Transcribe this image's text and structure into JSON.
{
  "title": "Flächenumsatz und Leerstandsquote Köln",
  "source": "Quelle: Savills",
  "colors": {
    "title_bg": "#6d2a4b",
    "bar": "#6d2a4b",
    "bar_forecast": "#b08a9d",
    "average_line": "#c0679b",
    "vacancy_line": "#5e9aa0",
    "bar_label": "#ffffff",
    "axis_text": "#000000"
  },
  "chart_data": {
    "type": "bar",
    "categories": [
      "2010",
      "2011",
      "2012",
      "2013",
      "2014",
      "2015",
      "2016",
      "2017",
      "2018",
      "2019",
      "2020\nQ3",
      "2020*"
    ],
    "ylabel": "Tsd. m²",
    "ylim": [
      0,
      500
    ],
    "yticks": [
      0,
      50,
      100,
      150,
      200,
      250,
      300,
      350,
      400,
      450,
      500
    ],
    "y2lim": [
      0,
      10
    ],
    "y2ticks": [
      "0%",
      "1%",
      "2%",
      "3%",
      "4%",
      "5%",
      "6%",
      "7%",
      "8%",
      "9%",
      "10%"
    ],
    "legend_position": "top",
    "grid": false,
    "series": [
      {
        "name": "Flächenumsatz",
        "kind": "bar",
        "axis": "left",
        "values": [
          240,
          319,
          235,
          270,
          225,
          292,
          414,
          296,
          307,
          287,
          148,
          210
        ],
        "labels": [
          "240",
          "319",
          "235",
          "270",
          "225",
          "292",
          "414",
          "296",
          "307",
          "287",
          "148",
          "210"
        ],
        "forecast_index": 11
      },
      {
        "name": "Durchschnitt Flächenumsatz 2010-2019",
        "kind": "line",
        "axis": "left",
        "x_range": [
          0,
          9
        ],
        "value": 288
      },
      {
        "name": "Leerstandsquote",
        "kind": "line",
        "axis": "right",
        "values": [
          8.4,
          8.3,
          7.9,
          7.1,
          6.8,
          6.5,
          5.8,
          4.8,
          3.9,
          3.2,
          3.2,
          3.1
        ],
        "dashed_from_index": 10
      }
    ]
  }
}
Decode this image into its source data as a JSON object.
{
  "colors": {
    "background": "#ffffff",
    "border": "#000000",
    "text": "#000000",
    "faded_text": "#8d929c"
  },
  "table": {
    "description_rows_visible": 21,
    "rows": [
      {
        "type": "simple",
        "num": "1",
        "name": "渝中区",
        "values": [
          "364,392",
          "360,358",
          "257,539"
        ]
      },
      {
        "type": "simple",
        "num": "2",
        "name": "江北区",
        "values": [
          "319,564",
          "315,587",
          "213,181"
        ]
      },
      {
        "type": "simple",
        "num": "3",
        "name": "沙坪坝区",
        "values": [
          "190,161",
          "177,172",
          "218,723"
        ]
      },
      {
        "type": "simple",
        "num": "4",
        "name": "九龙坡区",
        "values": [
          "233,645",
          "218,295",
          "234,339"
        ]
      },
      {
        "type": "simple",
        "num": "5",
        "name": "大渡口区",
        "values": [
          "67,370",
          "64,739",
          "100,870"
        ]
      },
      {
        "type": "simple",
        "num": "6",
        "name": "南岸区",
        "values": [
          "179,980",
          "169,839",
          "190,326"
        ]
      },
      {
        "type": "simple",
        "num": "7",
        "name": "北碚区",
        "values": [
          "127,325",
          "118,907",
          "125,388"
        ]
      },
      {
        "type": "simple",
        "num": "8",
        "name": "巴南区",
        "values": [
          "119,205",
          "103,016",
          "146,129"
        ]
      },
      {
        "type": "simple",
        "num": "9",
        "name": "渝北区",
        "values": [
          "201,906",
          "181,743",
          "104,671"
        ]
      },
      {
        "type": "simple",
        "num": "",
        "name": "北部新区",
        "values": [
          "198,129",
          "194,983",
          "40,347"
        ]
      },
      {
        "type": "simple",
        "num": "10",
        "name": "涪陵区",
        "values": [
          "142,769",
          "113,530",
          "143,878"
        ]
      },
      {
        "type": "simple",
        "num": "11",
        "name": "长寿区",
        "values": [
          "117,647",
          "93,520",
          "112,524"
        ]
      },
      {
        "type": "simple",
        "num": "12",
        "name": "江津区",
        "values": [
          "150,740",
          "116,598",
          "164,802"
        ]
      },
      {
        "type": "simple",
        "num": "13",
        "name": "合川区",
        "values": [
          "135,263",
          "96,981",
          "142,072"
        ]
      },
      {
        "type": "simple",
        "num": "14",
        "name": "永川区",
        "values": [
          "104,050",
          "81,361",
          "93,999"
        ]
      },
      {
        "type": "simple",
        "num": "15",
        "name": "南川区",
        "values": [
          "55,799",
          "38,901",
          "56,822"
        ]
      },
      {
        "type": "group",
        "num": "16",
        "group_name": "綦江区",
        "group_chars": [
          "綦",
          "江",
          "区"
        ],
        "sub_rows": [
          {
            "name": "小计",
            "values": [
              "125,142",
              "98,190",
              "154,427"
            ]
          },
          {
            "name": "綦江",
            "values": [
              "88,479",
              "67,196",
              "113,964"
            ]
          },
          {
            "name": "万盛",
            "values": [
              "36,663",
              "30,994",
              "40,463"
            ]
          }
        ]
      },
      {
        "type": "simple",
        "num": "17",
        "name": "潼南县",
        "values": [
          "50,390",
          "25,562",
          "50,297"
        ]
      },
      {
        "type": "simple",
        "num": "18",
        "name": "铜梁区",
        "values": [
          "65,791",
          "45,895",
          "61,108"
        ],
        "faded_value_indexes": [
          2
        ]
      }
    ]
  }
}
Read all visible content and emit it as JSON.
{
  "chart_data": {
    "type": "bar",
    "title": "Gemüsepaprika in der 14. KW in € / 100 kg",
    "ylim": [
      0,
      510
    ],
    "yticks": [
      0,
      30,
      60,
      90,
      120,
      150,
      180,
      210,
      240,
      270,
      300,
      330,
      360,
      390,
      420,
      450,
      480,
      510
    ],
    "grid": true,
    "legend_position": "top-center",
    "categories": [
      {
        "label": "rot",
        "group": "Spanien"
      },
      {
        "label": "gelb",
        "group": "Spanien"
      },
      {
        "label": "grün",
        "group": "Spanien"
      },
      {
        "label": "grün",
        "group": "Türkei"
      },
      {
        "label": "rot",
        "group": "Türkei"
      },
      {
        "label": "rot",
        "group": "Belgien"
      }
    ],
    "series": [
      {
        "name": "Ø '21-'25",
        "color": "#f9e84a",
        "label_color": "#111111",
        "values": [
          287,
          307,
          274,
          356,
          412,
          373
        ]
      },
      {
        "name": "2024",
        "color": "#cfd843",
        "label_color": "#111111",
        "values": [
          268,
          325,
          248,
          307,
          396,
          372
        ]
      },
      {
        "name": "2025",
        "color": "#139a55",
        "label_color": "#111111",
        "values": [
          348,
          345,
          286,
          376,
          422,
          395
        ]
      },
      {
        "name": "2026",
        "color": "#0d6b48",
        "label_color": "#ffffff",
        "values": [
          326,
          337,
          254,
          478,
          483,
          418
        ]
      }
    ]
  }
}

» Task brief
Reproduce the material exactly, with every line intact.

» Response
Transcribe this image's text and structure into JSON.
{
  "title": "Flächenumsatz und Leerstandsquote Köln",
  "source": "Quelle: Savills",
  "colors": {
    "title_bg": "#6d2a4b",
    "bar": "#6d2a4b",
    "bar_forecast": "#b08a9d",
    "average_line": "#c0679b",
    "vacancy_line": "#5e9aa0",
    "bar_label": "#ffffff",
    "axis_text": "#000000"
  },
  "chart_data": {
    "type": "bar",
    "categories": [
      "2010",
      "2011",
      "2012",
      "2013",
      "2014",
      "2015",
      "2016",
      "2017",
      "2018",
      "2019",
      "2020\nQ3",
      "2020*"
    ],
    "ylabel": "Tsd. m²",
    "ylim": [
      0,
      500
    ],
    "yticks": [
      0,
      50,
      100,
      150,
      200,
      250,
      300,
      350,
      400,
      450,
      500
    ],
    "y2lim": [
      0,
      10
    ],
    "y2ticks": [
      "0%",
      "1%",
      "2%",
      "3%",
      "4%",
      "5%",
      "6%",
      "7%",
      "8%",
      "9%",
      "10%"
    ],
    "legend_position": "top",
    "grid": false,
    "series": [
      {
        "name": "Flächenumsatz",
        "kind": "bar",
        "axis": "left",
        "values": [
          240,
          319,
          235,
          270,
          225,
          292,
          414,
          296,
          307,
          287,
          148,
          210
        ],
        "labels": [
          "240",
          "319",
          "235",
          "270",
          "225",
          "292",
          "414",
          "296",
          "307",
          "287",
          "148",
          "210"
        ],
        "forecast_index": 11
      },
      {
        "name": "Durchschnitt Flächenumsatz 2010-2019",
        "kind": "line",
        "axis": "left",
        "x_range": [
          0,
          9
        ],
        "value": 288
      },
      {
        "name": "Leerstandsquote",
        "kind": "line",
        "axis": "right",
        "values": [
          8.4,
          8.3,
          7.9,
          7.1,
          6.8,
          6.5,
          5.8,
          4.8,
          3.9,
          3.2,
          3.2,
          3.1
        ],
        "dashed_from_index": 10
      }
    ]
  }
}
Decode this image into its source data as a JSON object.
{
  "colors": {
    "background": "#ffffff",
    "border": "#000000",
    "text": "#000000",
    "faded_text": "#8d929c"
  },
  "table": {
    "description_rows_visible": 21,
    "rows": [
      {
        "type": "simple",
        "num": "1",
        "name": "渝中区",
        "values": [
          "364,392",
          "360,358",
          "257,539"
        ]
      },
      {
        "type": "simple",
        "num": "2",
        "name": "江北区",
        "values": [
          "319,564",
          "315,587",
          "213,181"
        ]
      },
      {
        "type": "simple",
        "num": "3",
        "name": "沙坪坝区",
        "values": [
          "190,161",
          "177,172",
          "218,723"
        ]
      },
      {
        "type": "simple",
        "num": "4",
        "name": "九龙坡区",
        "values": [
          "233,645",
          "218,295",
          "234,339"
        ]
      },
      {
        "type": "simple",
        "num": "5",
        "name": "大渡口区",
        "values": [
          "67,370",
          "64,739",
          "100,870"
        ]
      },
      {
        "type": "simple",
        "num": "6",
        "name": "南岸区",
        "values": [
          "179,980",
          "169,839",
          "190,326"
        ]
      },
      {
        "type": "simple",
        "num": "7",
        "name": "北碚区",
        "values": [
          "127,325",
          "118,907",
          "125,388"
        ]
      },
      {
        "type": "simple",
        "num": "8",
        "name": "巴南区",
        "values": [
          "119,205",
          "103,016",
          "146,129"
        ]
      },
      {
        "type": "simple",
        "num": "9",
        "name": "渝北区",
        "values": [
          "201,906",
          "181,743",
          "104,671"
        ]
      },
      {
        "type": "simple",
        "num": "",
        "name": "北部新区",
        "values": [
          "198,129",
          "194,983",
          "40,347"
        ]
      },
      {
        "type": "simple",
        "num": "10",
        "name": "涪陵区",
        "values": [
          "142,769",
          "113,530",
          "143,878"
        ]
      },
      {
        "type": "simple",
        "num": "11",
        "name": "长寿区",
        "values": [
          "117,647",
          "93,520",
          "112,524"
        ]
      },
      {
        "type": "simple",
        "num": "12",
        "name": "江津区",
        "values": [
          "150,740",
          "116,598",
          "164,802"
        ]
      },
      {
        "type": "simple",
        "num": "13",
        "name": "合川区",
        "values": [
          "135,263",
          "96,981",
          "142,072"
        ]
      },
      {
        "type": "simple",
        "num": "14",
        "name": "永川区",
        "values": [
          "104,050",
          "81,361",
          "93,999"
        ]
      },
      {
        "type": "simple",
        "num": "15",
        "name": "南川区",
        "values": [
          "55,799",
          "38,901",
          "56,822"
        ]
      },
      {
        "type": "group",
        "num": "16",
        "group_name": "綦江区",
        "group_chars": [
          "綦",
          "江",
          "区"
        ],
        "sub_rows": [
          {
            "name": "小计",
            "values": [
              "125,142",
              "98,190",
              "154,427"
            ]
          },
          {
            "name": "綦江",
            "values": [
              "88,479",
              "67,196",
              "113,964"
            ]
          },
          {
            "name": "万盛",
            "values": [
              "36,663",
              "30,994",
              "40,463"
            ]
          }
        ]
      },
      {
        "type": "simple",
        "num": "17",
        "name": "潼南县",
        "values": [
          "50,390",
          "25,562",
          "50,297"
        ]
      },
      {
        "type": "simple",
        "num": "18",
        "name": "铜梁区",
        "values": [
          "65,791",
          "45,895",
          "61,108"
        ],
        "faded_value_indexes": [
          2
        ]
      }
    ]
  }
}
Read all visible content and emit it as JSON.
{
  "chart_data": {
    "type": "bar",
    "title": "Gemüsepaprika in der 14. KW in € / 100 kg",
    "ylim": [
      0,
      510
    ],
    "yticks": [
      0,
      30,
      60,
      90,
      120,
      150,
      180,
      210,
      240,
      270,
      300,
      330,
      360,
      390,
      420,
      450,
      480,
      510
    ],
    "grid": true,
    "legend_position": "top-center",
    "categories": [
      {
        "label": "rot",
        "group": "Spanien"
      },
      {
        "label": "gelb",
        "group": "Spanien"
      },
      {
        "label": "grün",
        "group": "Spanien"
      },
      {
        "label": "grün",
        "group": "Türkei"
      },
      {
        "label": "rot",
        "group": "Türkei"
      },
      {
        "label": "rot",
        "group": "Belgien"
      }
    ],
    "series": [
      {
        "name": "Ø '21-'25",
        "color": "#f9e84a",
        "label_color": "#111111",
        "values": [
          287,
          307,
          274,
          356,
          412,
          373
        ]
      },
      {
        "name": "2024",
        "color": "#cfd843",
        "label_color": "#111111",
        "values": [
          268,
          325,
          248,
          307,
          396,
          372
        ]
      },
      {
        "name": "2025",
        "color": "#139a55",
        "label_color": "#111111",
        "values": [
          348,
          345,
          286,
          376,
          422,
          395
        ]
      },
      {
        "name": "2026",
        "color": "#0d6b48",
        "label_color": "#ffffff",
        "values": [
          326,
          337,
          254,
          478,
          483,
          418
        ]
      }
    ]
  }
}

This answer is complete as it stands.